======== Records for processing

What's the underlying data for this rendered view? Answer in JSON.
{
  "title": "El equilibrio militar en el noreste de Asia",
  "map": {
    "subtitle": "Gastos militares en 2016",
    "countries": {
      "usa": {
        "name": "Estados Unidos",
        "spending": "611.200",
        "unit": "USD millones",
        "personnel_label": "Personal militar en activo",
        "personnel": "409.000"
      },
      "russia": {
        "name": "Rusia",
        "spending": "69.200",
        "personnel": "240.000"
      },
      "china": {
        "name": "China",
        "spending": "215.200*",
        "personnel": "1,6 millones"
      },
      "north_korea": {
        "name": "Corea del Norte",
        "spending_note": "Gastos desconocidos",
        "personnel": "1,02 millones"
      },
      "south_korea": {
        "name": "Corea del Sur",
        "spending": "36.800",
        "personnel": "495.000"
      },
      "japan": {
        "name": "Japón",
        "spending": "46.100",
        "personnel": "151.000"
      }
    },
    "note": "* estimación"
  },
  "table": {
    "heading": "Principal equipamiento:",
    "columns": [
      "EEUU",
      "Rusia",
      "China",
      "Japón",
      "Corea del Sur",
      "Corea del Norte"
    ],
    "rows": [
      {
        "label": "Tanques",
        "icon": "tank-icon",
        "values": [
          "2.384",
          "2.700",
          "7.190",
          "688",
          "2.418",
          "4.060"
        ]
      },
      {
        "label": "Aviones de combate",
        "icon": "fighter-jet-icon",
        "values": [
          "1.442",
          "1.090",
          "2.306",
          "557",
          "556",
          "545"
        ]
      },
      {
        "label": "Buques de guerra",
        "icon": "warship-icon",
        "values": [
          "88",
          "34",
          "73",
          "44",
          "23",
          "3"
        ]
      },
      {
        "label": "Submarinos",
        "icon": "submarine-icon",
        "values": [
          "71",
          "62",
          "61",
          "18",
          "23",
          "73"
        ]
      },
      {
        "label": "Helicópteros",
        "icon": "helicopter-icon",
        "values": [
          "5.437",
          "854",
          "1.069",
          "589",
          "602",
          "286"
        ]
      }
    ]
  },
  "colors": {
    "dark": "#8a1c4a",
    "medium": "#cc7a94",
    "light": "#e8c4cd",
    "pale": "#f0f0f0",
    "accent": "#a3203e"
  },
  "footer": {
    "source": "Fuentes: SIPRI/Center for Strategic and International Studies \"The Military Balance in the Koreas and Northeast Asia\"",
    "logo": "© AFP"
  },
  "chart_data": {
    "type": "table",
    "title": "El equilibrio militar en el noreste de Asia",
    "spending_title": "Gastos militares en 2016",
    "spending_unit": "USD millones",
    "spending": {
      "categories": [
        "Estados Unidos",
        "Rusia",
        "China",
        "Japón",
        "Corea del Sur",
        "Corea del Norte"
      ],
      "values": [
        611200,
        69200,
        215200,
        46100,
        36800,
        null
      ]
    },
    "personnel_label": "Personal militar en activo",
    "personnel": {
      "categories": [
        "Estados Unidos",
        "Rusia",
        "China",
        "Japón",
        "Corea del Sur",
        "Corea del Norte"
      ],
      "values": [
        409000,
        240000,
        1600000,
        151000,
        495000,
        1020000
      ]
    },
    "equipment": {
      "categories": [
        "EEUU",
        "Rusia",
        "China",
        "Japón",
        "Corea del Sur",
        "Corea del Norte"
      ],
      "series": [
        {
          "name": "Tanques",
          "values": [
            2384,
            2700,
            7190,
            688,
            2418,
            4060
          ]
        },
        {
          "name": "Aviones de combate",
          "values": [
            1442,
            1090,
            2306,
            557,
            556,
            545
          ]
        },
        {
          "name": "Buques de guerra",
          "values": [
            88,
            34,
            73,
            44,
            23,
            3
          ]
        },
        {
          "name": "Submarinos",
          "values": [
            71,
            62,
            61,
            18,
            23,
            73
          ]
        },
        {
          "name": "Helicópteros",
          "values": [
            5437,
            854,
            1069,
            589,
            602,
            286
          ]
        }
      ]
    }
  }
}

================

**The problem**
Give back all the data exactly as written.

**Task output**
What's the underlying data for this rendered view? Answer in JSON.
{
  "title": "El equilibrio militar en el noreste de Asia",
  "map": {
    "subtitle": "Gastos militares en 2016",
    "countries": {
      "usa": {
        "name": "Estados Unidos",
        "spending": "611.200",
        "unit": "USD millones",
        "personnel_label": "Personal militar en activo",
        "personnel": "409.000"
      },
      "russia": {
        "name": "Rusia",
        "spending": "69.200",
        "personnel": "240.000"
      },
      "china": {
        "name": "China",
        "spending": "215.200*",
        "personnel": "1,6 millones"
      },
      "north_korea": {
        "name": "Corea del Norte",
        "spending_note": "Gastos desconocidos",
        "personnel": "1,02 millones"
      },
      "south_korea": {
        "name": "Corea del Sur",
        "spending": "36.800",
        "personnel": "495.000"
      },
      "japan": {
        "name": "Japón",
        "spending": "46.100",
        "personnel": "151.000"
      }
    },
    "note": "* estimación"
  },
  "table": {
    "heading": "Principal equipamiento:",
    "columns": [
      "EEUU",
      "Rusia",
      "China",
      "Japón",
      "Corea del Sur",
      "Corea del Norte"
    ],
    "rows": [
      {
        "label": "Tanques",
        "icon": "tank-icon",
        "values": [
          "2.384",
          "2.700",
          "7.190",
          "688",
          "2.418",
          "4.060"
        ]
      },
      {
        "label": "Aviones de combate",
        "icon": "fighter-jet-icon",
        "values": [
          "1.442",
          "1.090",
          "2.306",
          "557",
          "556",
          "545"
        ]
      },
      {
        "label": "Buques de guerra",
        "icon": "warship-icon",
        "values": [
          "88",
          "34",
          "73",
          "44",
          "23",
          "3"
        ]
      },
      {
        "label": "Submarinos",
        "icon": "submarine-icon",
        "values": [
          "71",
          "62",
          "61",
          "18",
          "23",
          "73"
        ]
      },
      {
        "label": "Helicópteros",
        "icon": "helicopter-icon",
        "values": [
          "5.437",
          "854",
          "1.069",
          "589",
          "602",
          "286"
        ]
      }
    ]
  },
  "colors": {
    "dark": "#8a1c4a",
    "medium": "#cc7a94",
    "light": "#e8c4cd",
    "pale": "#f0f0f0",
    "accent": "#a3203e"
  },
  "footer": {
    "source": "Fuentes: SIPRI/Center for Strategic and International Studies \"The Military Balance in the Koreas and Northeast Asia\"",
    "logo": "© AFP"
  },
  "chart_data": {
    "type": "table",
    "title": "El equilibrio militar en el noreste de Asia",
    "spending_title": "Gastos militares en 2016",
    "spending_unit": "USD millones",
    "spending": {
      "categories": [
        "Estados Unidos",
        "Rusia",
        "China",
        "Japón",
        "Corea del Sur",
        "Corea del Norte"
      ],
      "values": [
        611200,
        69200,
        215200,
        46100,
        36800,
        null
      ]
    },
    "personnel_label": "Personal militar en activo",
    "personnel": {
      "categories": [
        "Estados Unidos",
        "Rusia",
        "China",
        "Japón",
        "Corea del Sur",
        "Corea del Norte"
      ],
      "values": [
        409000,
        240000,
        1600000,
        151000,
        495000,
        1020000
      ]
    },
    "equipment": {
      "categories": [
        "EEUU",
        "Rusia",
        "China",
        "Japón",
        "Corea del Sur",
        "Corea del Norte"
      ],
      "series": [
        {
          "name": "Tanques",
          "values": [
            2384,
            2700,
            7190,
            688,
            2418,
            4060
          ]
        },
        {
          "name": "Aviones de combate",
          "values": [
            1442,
            1090,
            2306,
            557,
            556,
            545
          ]
        },
        {
          "name": "Buques de guerra",
          "values": [
            88,
            34,
            73,
            44,
            23,
            3
          ]
        },
        {
          "name": "Submarinos",
          "values": [
            71,
            62,
            61,
            18,
            23,
            73
          ]
        },
        {
          "name": "Helicópteros",
          "values": [
            5437,
            854,
            1069,
            589,
            602,
            286
          ]
        }
      ]
    }
  }
}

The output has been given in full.